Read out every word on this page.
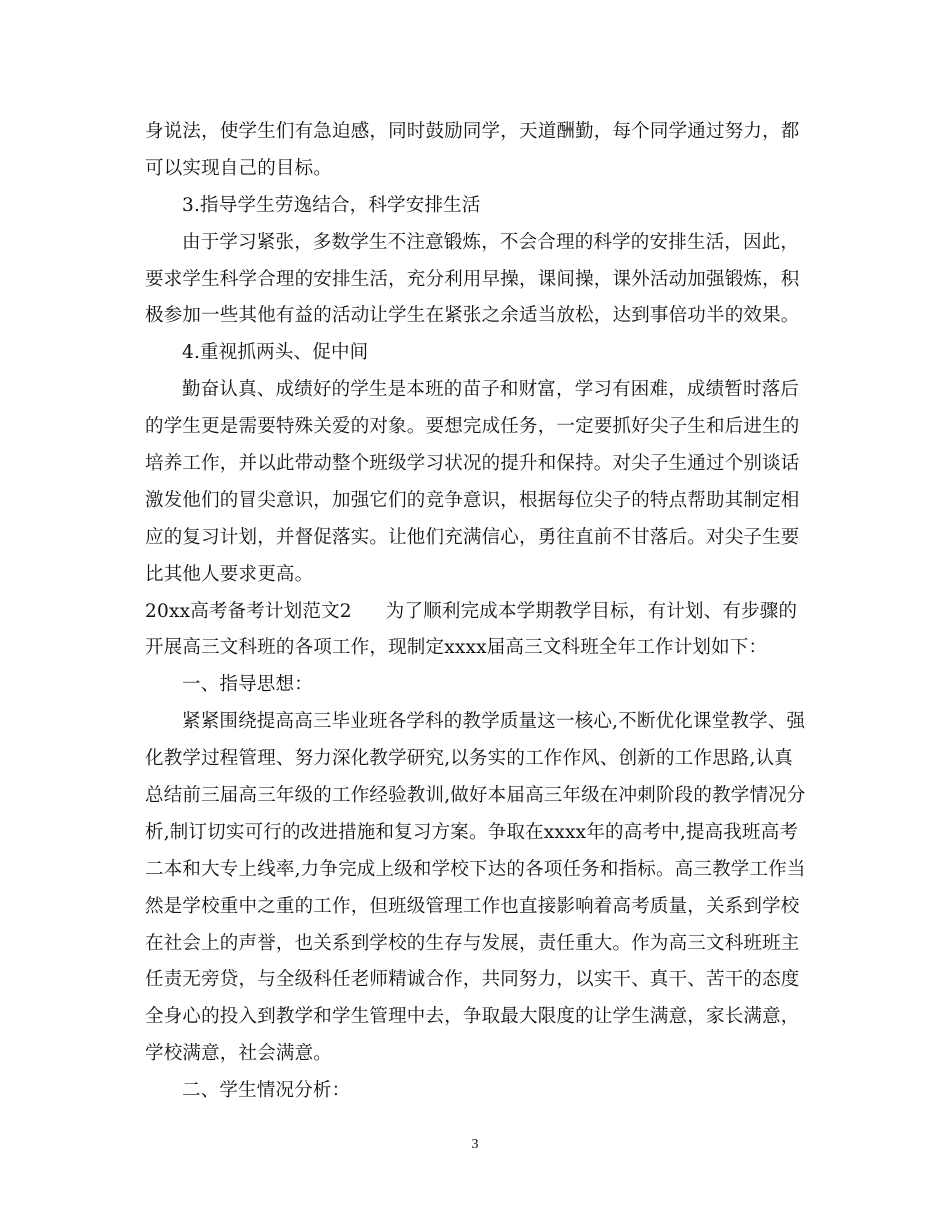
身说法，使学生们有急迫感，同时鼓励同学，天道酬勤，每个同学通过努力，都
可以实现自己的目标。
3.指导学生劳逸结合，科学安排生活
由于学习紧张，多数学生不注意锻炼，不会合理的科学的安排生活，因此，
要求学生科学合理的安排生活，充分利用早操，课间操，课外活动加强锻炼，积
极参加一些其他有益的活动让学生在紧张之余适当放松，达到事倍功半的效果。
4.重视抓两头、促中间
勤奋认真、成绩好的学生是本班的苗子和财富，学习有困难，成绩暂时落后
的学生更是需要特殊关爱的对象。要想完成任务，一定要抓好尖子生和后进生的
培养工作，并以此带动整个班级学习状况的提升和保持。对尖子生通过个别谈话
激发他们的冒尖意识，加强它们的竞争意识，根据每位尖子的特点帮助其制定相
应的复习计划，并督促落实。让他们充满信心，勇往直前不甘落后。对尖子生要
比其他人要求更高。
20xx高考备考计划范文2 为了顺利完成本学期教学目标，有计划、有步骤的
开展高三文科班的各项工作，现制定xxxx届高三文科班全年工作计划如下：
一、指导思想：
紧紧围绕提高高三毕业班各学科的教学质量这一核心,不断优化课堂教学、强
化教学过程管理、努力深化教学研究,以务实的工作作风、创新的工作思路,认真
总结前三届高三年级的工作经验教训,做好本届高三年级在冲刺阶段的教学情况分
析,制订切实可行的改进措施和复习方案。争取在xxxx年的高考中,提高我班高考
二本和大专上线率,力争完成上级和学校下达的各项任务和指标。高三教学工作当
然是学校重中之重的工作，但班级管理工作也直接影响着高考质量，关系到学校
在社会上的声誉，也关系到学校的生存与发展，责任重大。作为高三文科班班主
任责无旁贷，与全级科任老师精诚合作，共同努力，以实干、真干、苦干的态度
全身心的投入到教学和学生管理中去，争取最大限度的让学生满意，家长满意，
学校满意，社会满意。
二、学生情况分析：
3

:::::

(Exercise aim) Restate the records above in full, word for word. Keep pictures out.

(Reply)
Read out every word on this page.
身说法，使学生们有急迫感，同时鼓励同学，天道酬勤，每个同学通过努力，都
可以实现自己的目标。
3.指导学生劳逸结合，科学安排生活
由于学习紧张，多数学生不注意锻炼，不会合理的科学的安排生活，因此，
要求学生科学合理的安排生活，充分利用早操，课间操，课外活动加强锻炼，积
极参加一些其他有益的活动让学生在紧张之余适当放松，达到事倍功半的效果。
4.重视抓两头、促中间
勤奋认真、成绩好的学生是本班的苗子和财富，学习有困难，成绩暂时落后
的学生更是需要特殊关爱的对象。要想完成任务，一定要抓好尖子生和后进生的
培养工作，并以此带动整个班级学习状况的提升和保持。对尖子生通过个别谈话
激发他们的冒尖意识，加强它们的竞争意识，根据每位尖子的特点帮助其制定相
应的复习计划，并督促落实。让他们充满信心，勇往直前不甘落后。对尖子生要
比其他人要求更高。
20xx高考备考计划范文2 为了顺利完成本学期教学目标，有计划、有步骤的
开展高三文科班的各项工作，现制定xxxx届高三文科班全年工作计划如下：
一、指导思想：
紧紧围绕提高高三毕业班各学科的教学质量这一核心,不断优化课堂教学、强
化教学过程管理、努力深化教学研究,以务实的工作作风、创新的工作思路,认真
总结前三届高三年级的工作经验教训,做好本届高三年级在冲刺阶段的教学情况分
析,制订切实可行的改进措施和复习方案。争取在xxxx年的高考中,提高我班高考
二本和大专上线率,力争完成上级和学校下达的各项任务和指标。高三教学工作当
然是学校重中之重的工作，但班级管理工作也直接影响着高考质量，关系到学校
在社会上的声誉，也关系到学校的生存与发展，责任重大。作为高三文科班班主
任责无旁贷，与全级科任老师精诚合作，共同努力，以实干、真干、苦干的态度
全身心的投入到教学和学生管理中去，争取最大限度的让学生满意，家长满意，
学校满意，社会满意。
二、学生情况分析：
3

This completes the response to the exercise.